------ RECORDS FOR THE EXERCISE ------

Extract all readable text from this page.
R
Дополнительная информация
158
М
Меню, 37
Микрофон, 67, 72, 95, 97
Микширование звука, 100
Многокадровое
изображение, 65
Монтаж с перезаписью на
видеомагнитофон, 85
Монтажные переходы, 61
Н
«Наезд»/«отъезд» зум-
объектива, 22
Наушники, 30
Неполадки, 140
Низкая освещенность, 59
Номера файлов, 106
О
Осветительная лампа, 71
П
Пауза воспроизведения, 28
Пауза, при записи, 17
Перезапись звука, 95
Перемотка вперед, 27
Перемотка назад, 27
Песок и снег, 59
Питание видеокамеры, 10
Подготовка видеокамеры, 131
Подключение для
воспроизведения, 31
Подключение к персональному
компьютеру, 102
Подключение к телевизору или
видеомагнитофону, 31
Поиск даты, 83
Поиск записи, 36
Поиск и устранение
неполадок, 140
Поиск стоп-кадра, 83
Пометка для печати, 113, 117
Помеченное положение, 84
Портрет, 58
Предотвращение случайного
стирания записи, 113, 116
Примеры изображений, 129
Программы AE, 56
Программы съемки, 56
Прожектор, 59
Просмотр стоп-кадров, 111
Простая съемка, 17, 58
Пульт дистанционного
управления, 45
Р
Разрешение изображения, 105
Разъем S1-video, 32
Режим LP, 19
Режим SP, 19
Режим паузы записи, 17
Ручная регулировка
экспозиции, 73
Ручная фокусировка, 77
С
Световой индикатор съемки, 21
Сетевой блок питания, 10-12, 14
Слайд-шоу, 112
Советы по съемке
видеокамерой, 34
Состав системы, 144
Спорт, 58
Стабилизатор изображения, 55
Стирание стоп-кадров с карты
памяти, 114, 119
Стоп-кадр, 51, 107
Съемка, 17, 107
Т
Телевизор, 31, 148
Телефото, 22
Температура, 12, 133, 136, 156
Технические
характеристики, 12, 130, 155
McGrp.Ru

------

▸ EXERCISE DESCRIPTION
Find the lines with the string "Подключение" and reproduce them.

▸ COMPLETED EXERCISE
Подключение для
Подключение к персональному
Подключение к телевизору или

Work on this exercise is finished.